■ **GOAL OF THE EXERCISE**
Return all of the entries exactly, with nothing added or left out.

■ **SUPPLIED RECORDS**
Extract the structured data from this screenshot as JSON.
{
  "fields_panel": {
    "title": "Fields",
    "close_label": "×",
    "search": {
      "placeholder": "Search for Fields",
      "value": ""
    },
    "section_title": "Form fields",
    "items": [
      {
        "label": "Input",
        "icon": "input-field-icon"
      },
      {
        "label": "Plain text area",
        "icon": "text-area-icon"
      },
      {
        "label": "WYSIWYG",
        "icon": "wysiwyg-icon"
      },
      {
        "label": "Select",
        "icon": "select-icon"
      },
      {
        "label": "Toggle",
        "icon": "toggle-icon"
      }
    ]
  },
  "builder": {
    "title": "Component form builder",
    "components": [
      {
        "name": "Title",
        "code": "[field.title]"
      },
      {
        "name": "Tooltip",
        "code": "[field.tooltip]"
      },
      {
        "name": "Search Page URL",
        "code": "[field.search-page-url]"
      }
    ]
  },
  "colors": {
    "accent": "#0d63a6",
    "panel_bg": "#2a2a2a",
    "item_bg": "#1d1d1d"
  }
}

■ **ANSWER TO THE PROBLEM**
Extract the structured data from this screenshot as JSON.
{
  "fields_panel": {
    "title": "Fields",
    "close_label": "×",
    "search": {
      "placeholder": "Search for Fields",
      "value": ""
    },
    "section_title": "Form fields",
    "items": [
      {
        "label": "Input",
        "icon": "input-field-icon"
      },
      {
        "label": "Plain text area",
        "icon": "text-area-icon"
      },
      {
        "label": "WYSIWYG",
        "icon": "wysiwyg-icon"
      },
      {
        "label": "Select",
        "icon": "select-icon"
      },
      {
        "label": "Toggle",
        "icon": "toggle-icon"
      }
    ]
  },
  "builder": {
    "title": "Component form builder",
    "components": [
      {
        "name": "Title",
        "code": "[field.title]"
      },
      {
        "name": "Tooltip",
        "code": "[field.tooltip]"
      },
      {
        "name": "Search Page URL",
        "code": "[field.search-page-url]"
      }
    ]
  },
  "colors": {
    "accent": "#0d63a6",
    "panel_bg": "#2a2a2a",
    "item_bg": "#1d1d1d"
  }
}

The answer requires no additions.